Task to carry out. In the listing that follows, count each line containing the string "Once" and report only the count.

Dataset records

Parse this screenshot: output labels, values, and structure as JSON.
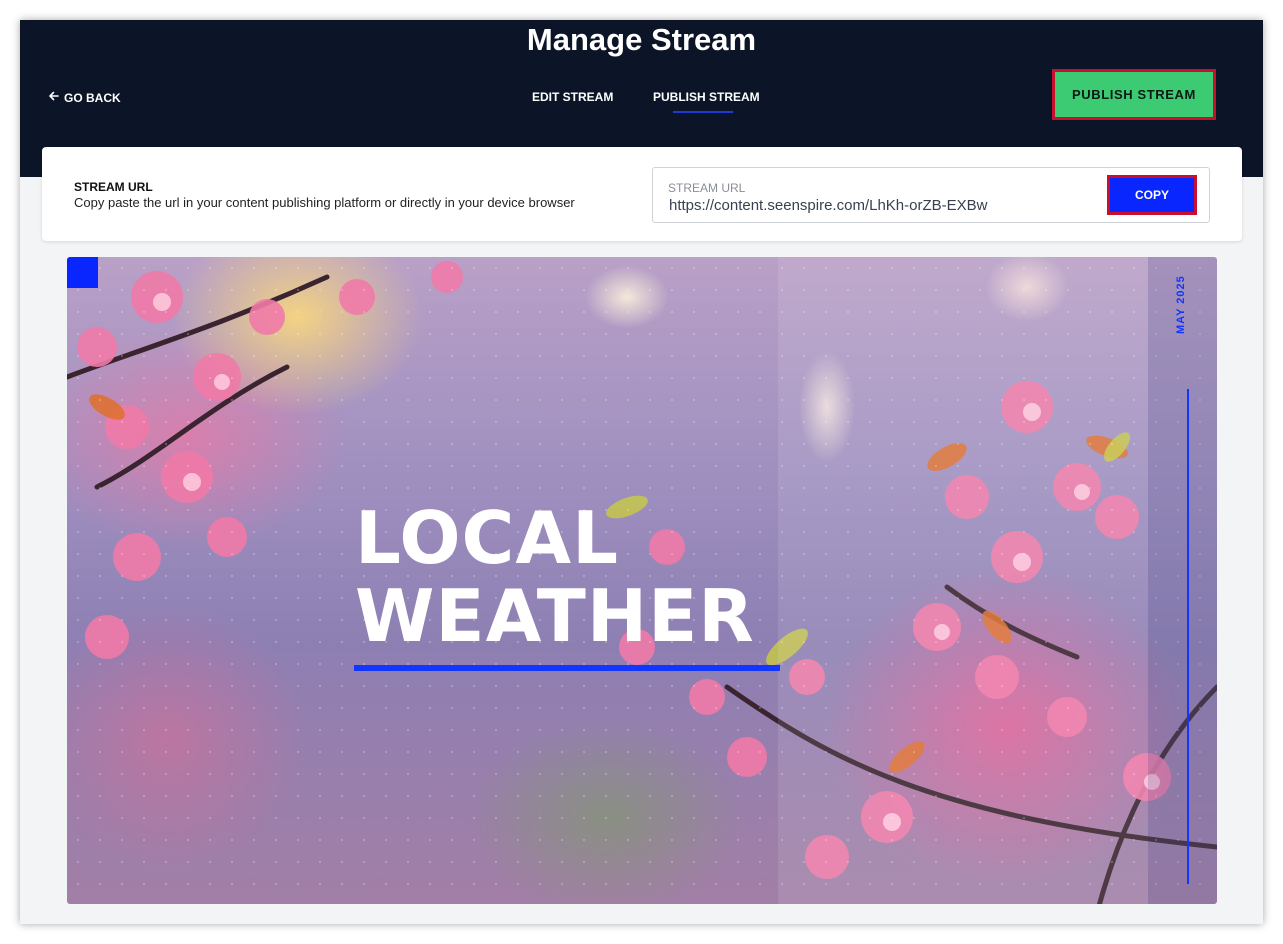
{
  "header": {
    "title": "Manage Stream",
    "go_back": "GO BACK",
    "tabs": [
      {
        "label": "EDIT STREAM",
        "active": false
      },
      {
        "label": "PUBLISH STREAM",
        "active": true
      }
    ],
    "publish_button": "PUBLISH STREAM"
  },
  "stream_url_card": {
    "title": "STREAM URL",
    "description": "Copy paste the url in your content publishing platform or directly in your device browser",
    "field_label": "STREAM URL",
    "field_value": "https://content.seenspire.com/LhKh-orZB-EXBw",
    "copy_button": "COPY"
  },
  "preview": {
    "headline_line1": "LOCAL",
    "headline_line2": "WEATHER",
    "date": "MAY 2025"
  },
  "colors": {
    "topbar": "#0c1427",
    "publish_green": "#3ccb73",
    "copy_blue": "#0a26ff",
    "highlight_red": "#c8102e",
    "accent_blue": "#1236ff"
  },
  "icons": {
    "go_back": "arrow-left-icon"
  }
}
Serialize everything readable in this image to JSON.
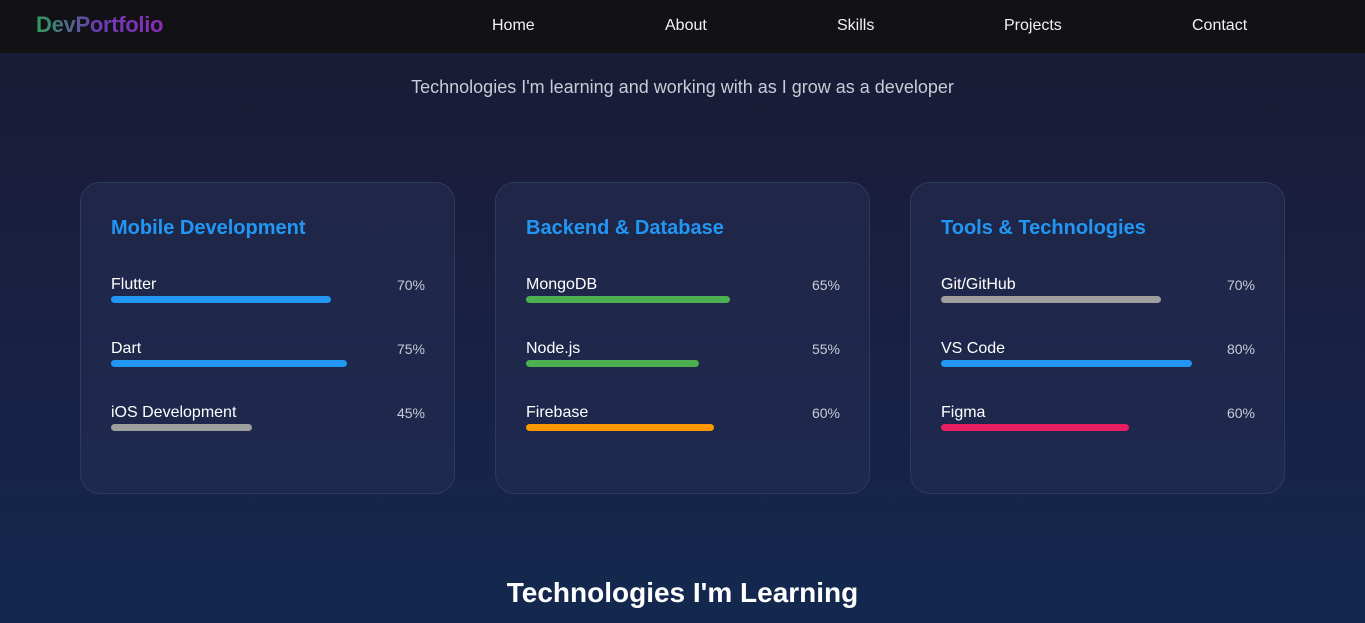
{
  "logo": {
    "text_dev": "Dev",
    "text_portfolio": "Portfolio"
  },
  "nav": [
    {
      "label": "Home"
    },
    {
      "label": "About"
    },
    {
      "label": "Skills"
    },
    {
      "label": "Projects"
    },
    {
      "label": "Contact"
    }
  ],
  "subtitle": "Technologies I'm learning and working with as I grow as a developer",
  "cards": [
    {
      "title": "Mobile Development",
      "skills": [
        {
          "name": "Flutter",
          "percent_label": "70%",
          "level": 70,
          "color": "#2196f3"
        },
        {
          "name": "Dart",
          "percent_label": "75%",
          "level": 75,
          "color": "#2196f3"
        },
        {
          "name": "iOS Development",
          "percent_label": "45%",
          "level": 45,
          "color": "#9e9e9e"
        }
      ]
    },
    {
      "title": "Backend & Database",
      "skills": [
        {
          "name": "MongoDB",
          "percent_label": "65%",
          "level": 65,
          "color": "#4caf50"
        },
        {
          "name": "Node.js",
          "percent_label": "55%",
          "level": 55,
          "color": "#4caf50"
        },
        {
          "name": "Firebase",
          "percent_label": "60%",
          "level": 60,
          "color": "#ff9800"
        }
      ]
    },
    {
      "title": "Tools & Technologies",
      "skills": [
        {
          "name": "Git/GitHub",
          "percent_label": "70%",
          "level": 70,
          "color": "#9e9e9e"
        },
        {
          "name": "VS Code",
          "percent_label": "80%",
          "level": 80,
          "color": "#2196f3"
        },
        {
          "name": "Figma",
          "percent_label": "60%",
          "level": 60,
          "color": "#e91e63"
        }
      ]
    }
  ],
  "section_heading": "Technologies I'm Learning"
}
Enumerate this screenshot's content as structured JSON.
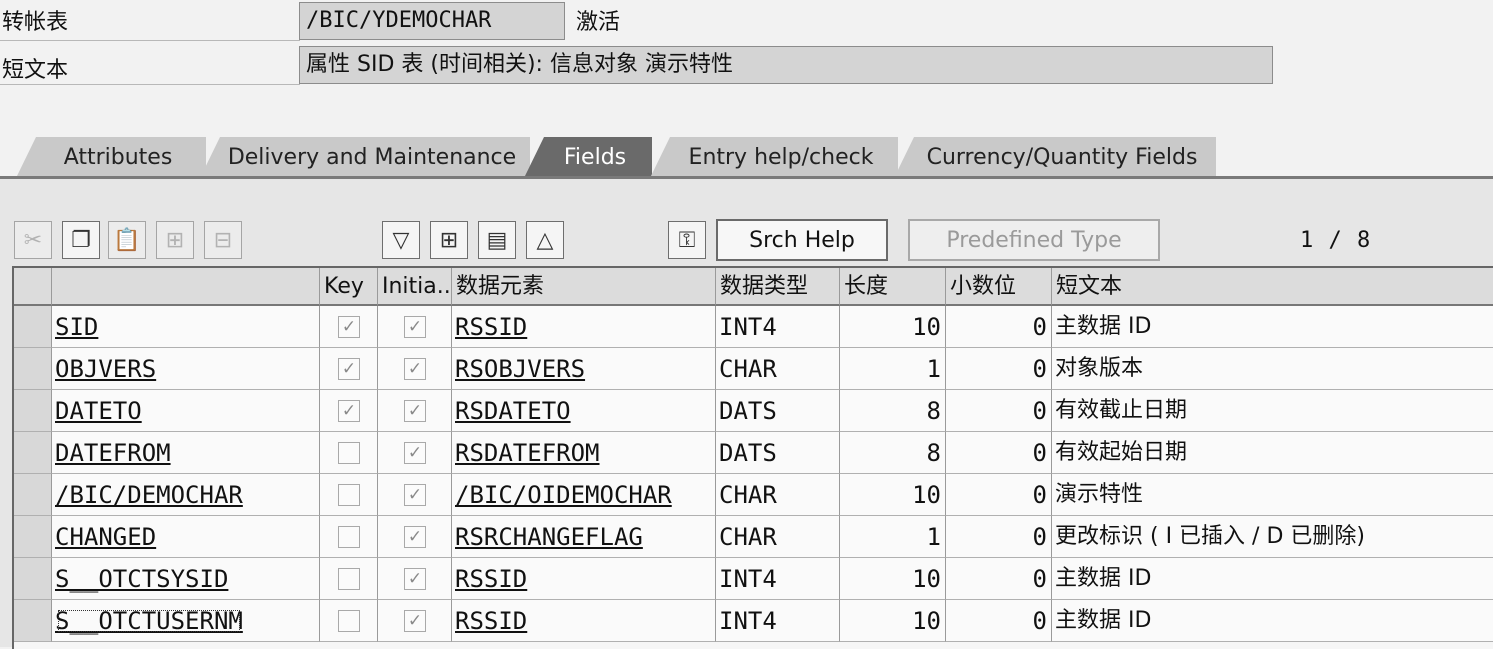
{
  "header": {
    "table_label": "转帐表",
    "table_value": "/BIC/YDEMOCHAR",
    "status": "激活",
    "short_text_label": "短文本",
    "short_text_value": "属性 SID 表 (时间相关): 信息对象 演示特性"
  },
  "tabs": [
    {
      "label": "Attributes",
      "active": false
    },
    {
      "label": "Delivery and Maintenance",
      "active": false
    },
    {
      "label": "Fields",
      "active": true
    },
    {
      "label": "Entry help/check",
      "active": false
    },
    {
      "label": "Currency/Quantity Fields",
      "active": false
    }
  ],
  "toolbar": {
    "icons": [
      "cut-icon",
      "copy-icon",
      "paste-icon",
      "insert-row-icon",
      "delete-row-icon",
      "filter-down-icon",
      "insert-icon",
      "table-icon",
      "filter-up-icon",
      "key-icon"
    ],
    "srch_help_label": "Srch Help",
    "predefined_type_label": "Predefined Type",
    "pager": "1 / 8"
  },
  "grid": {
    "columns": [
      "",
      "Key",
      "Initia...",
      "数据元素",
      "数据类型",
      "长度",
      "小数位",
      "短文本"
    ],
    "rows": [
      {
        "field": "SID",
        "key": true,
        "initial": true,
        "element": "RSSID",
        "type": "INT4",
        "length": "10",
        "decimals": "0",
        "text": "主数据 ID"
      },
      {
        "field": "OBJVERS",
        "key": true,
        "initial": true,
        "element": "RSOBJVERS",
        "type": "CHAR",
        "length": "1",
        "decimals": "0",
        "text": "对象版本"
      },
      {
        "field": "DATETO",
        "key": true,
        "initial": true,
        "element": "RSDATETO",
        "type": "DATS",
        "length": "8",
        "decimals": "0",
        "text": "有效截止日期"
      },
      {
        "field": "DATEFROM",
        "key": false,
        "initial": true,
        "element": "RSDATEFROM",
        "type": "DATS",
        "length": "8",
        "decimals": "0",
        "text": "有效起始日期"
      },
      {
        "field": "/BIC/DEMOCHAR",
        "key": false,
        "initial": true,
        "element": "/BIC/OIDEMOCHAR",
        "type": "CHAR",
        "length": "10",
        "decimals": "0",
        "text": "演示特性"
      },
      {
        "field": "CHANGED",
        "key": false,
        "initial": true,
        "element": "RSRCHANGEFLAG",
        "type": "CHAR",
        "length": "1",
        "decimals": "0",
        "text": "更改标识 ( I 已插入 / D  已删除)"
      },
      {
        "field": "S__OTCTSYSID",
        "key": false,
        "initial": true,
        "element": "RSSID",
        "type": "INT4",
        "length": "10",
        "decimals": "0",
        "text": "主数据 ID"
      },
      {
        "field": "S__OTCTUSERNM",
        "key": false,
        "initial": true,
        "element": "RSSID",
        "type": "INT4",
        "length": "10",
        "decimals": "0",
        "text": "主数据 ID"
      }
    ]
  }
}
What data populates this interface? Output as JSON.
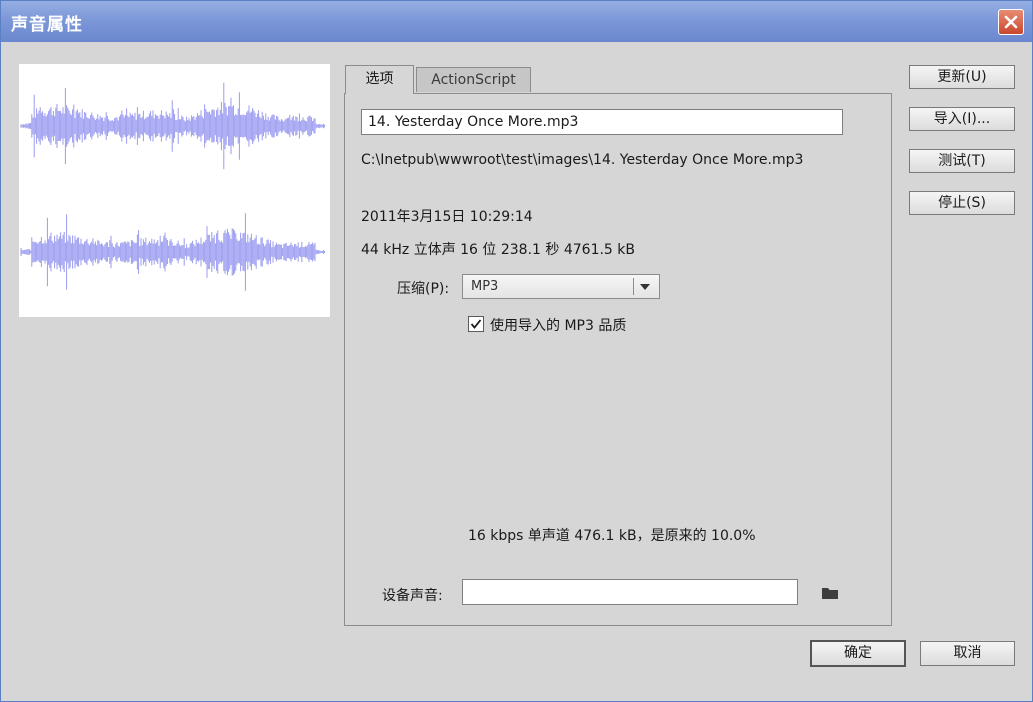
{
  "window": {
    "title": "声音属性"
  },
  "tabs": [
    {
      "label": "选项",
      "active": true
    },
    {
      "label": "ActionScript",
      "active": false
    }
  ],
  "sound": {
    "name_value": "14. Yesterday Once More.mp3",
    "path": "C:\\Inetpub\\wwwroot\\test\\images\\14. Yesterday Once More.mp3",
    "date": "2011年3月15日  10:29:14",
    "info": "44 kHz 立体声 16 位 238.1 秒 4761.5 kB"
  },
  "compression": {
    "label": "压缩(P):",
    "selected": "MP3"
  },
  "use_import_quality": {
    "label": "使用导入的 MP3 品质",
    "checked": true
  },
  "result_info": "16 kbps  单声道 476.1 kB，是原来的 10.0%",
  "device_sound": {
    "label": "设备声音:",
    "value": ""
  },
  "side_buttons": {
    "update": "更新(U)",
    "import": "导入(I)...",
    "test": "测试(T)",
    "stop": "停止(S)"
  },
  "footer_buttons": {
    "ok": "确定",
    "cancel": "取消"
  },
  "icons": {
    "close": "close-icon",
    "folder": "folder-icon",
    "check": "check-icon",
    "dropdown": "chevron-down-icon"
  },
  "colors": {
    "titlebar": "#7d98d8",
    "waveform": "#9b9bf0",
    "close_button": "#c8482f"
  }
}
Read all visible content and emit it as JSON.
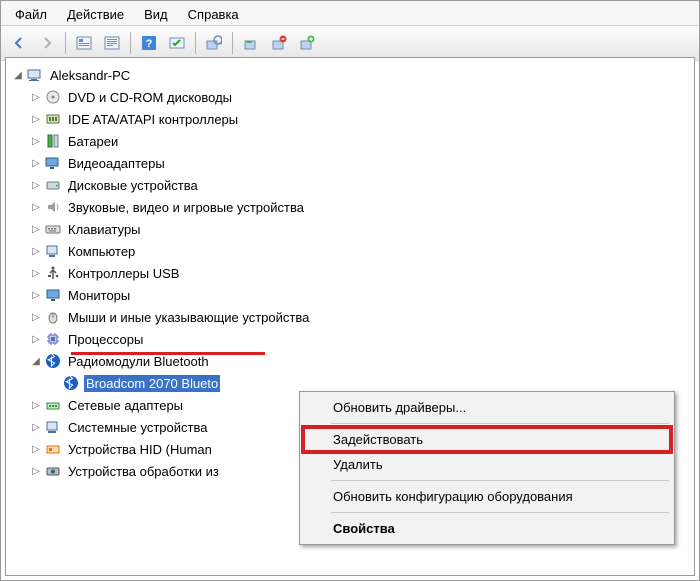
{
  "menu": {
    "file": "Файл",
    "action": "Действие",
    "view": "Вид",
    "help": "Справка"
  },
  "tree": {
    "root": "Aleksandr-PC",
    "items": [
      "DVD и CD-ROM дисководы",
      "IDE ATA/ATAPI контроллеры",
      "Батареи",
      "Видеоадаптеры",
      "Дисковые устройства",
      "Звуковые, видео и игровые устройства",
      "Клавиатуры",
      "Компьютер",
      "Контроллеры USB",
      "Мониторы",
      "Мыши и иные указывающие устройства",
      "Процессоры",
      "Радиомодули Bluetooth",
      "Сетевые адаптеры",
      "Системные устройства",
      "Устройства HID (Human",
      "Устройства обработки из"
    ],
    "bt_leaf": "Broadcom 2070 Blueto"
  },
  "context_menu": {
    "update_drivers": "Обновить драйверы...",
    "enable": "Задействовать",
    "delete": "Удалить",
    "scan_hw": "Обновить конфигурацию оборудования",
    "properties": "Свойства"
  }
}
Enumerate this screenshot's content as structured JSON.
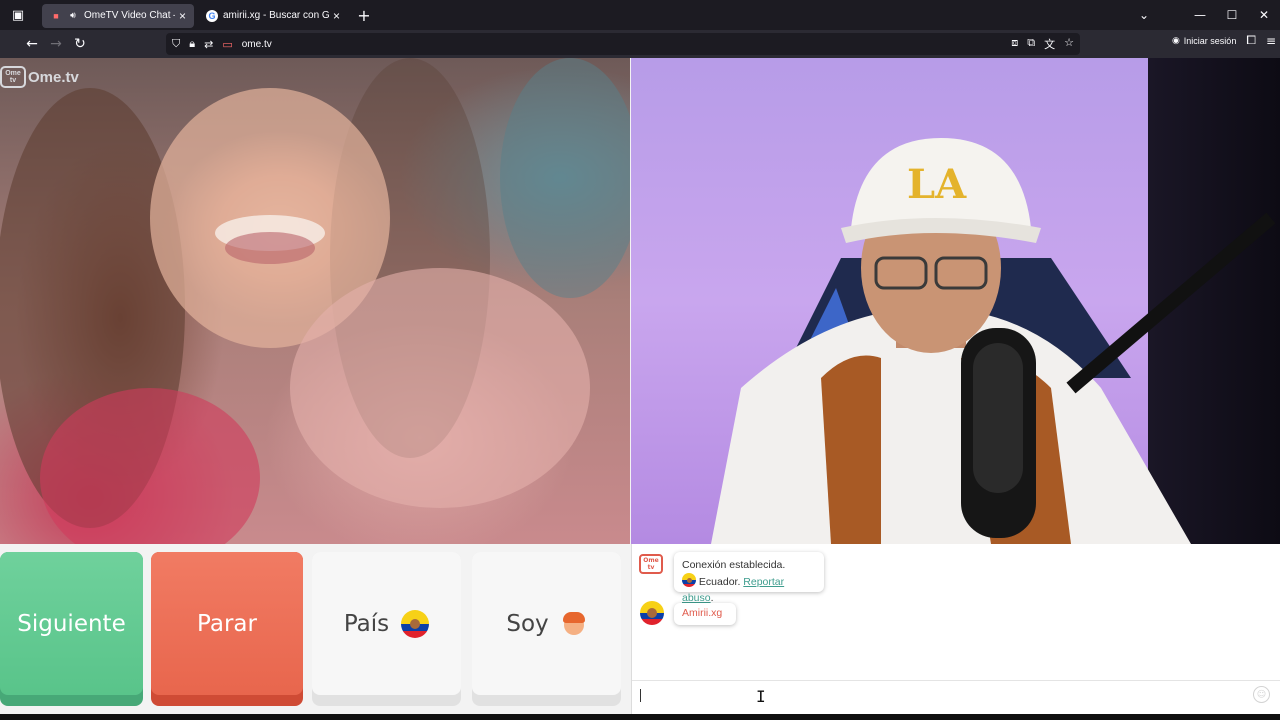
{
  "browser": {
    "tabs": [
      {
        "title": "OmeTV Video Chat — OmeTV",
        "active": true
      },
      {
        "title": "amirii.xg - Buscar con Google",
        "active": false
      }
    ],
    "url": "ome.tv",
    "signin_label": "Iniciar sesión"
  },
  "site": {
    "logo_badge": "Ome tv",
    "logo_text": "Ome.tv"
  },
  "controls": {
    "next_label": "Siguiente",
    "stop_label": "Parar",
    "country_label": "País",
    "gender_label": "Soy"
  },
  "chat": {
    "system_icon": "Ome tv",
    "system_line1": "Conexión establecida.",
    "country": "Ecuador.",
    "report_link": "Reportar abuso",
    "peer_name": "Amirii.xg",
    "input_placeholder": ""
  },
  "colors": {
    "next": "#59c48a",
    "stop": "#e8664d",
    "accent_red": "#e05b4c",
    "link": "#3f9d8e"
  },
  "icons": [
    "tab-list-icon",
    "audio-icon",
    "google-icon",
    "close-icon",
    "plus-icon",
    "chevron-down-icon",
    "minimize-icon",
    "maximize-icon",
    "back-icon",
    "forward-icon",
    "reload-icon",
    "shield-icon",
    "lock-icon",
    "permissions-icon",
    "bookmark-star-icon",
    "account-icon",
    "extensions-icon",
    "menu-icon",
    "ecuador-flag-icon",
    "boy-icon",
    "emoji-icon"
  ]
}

Task answer. 2